• **EXERCISE GOAL**: Extract every line that contains the string "автономного".
━━━━━━
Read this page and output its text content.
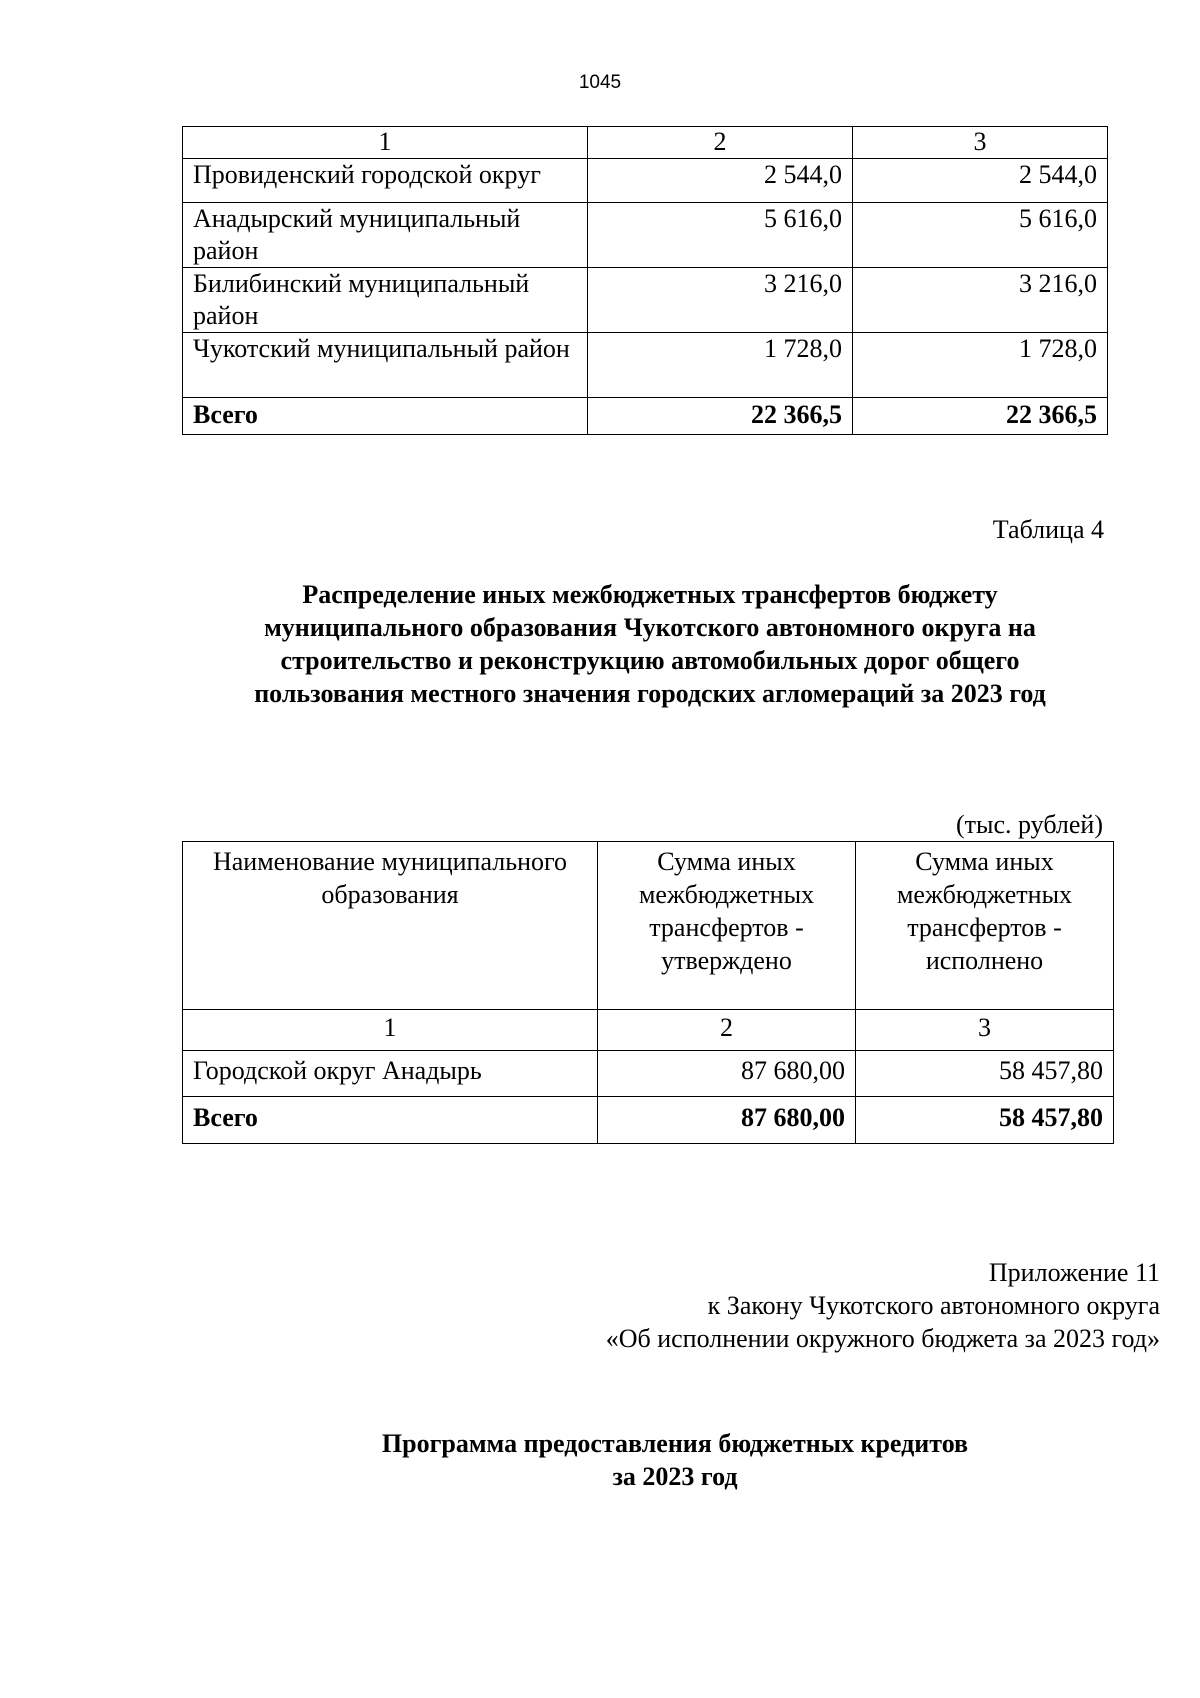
1045
1	2	3
Провиденский городской округ	2 544,0	2 544,0
Анадырский муниципальный район	5 616,0	5 616,0
Билибинский муниципальный район	3 216,0	3 216,0
Чукотский муниципальный район	1 728,0	1 728,0
Всего	22 366,5	22 366,5
Таблица 4
Распределение иных межбюджетных трансфертов бюджету
муниципального образования Чукотского автономного округа на
строительство и реконструкцию автомобильных дорог общего
пользования местного значения городских агломераций за 2023 год
(тыс. рублей)
Наименование муниципального образования	Сумма иных межбюджетных трансфертов - утверждено	Сумма иных межбюджетных трансфертов - исполнено
1	2	3
Городской округ Анадырь	87 680,00	58 457,80
Всего	87 680,00	58 457,80
Приложение 11
к Закону Чукотского автономного округа
«Об исполнении окружного бюджета за 2023 год»
Программа предоставления бюджетных кредитов
за 2023 год
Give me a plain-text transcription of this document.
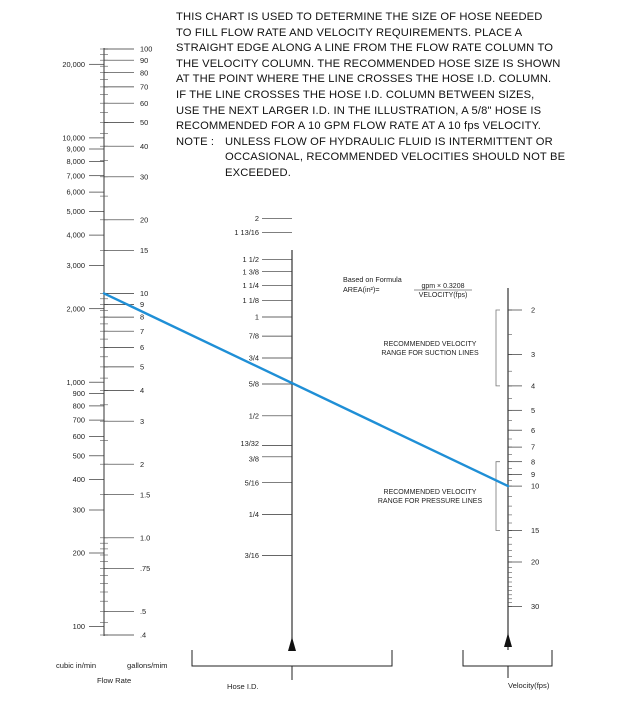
THIS CHART IS USED TO DETERMINE THE SIZE OF HOSE NEEDED
TO FILL FLOW RATE AND VELOCITY REQUIREMENTS. PLACE A
STRAIGHT EDGE ALONG A LINE FROM THE FLOW RATE COLUMN TO
THE VELOCITY COLUMN. THE RECOMMENDED HOSE SIZE IS SHOWN
AT THE POINT WHERE THE LINE CROSSES THE HOSE I.D. COLUMN.
IF THE LINE CROSSES THE HOSE I.D. COLUMN BETWEEN SIZES,
USE THE NEXT LARGER I.D. IN THE ILLUSTRATION, A 5/8" HOSE IS
RECOMMENDED FOR A 10 GPM FLOW RATE AT A 10 fps VELOCITY.
NOTE : UNLESS FLOW OF HYDRAULIC FLUID IS INTERMITTENT OR
OCCASIONAL, RECOMMENDED VELOCITIES SHOULD NOT BE
EXCEEDED.
20,000
10,000
9,000
8,000
7,000
6,000
5,000
4,000
3,000
2,000
1,000
900
800
700
600
500
400
300
200
100
100
90
80
70
60
50
40
30
20
15
10
9
8
7
6
5
4
3
2
1.5
1.0
.75
.5
.4
2
1 13/16
1 1/2
1 3/8
1 1/4
1 1/8
1
7/8
3/4
5/8
1/2
13/32
3/8
5/16
1/4
3/16
2
3
4
5
6
7
8
9
10
15
20
30
RECOMMENDED VELOCITY
RANGE FOR SUCTION LINES
RECOMMENDED VELOCITY
RANGE FOR PRESSURE LINES
Based on Formula
AREA(in²)=	gpm × 0.3208
VELOCITY(fps)
cubic in/min	gallons/mim
Flow Rate
Hose I.D.	Velocity(fps)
━━━━━━
• **WORKED SOLUTION**:
муниципального образования Чукотского автономного округа на
к Закону Чукотского автономного округа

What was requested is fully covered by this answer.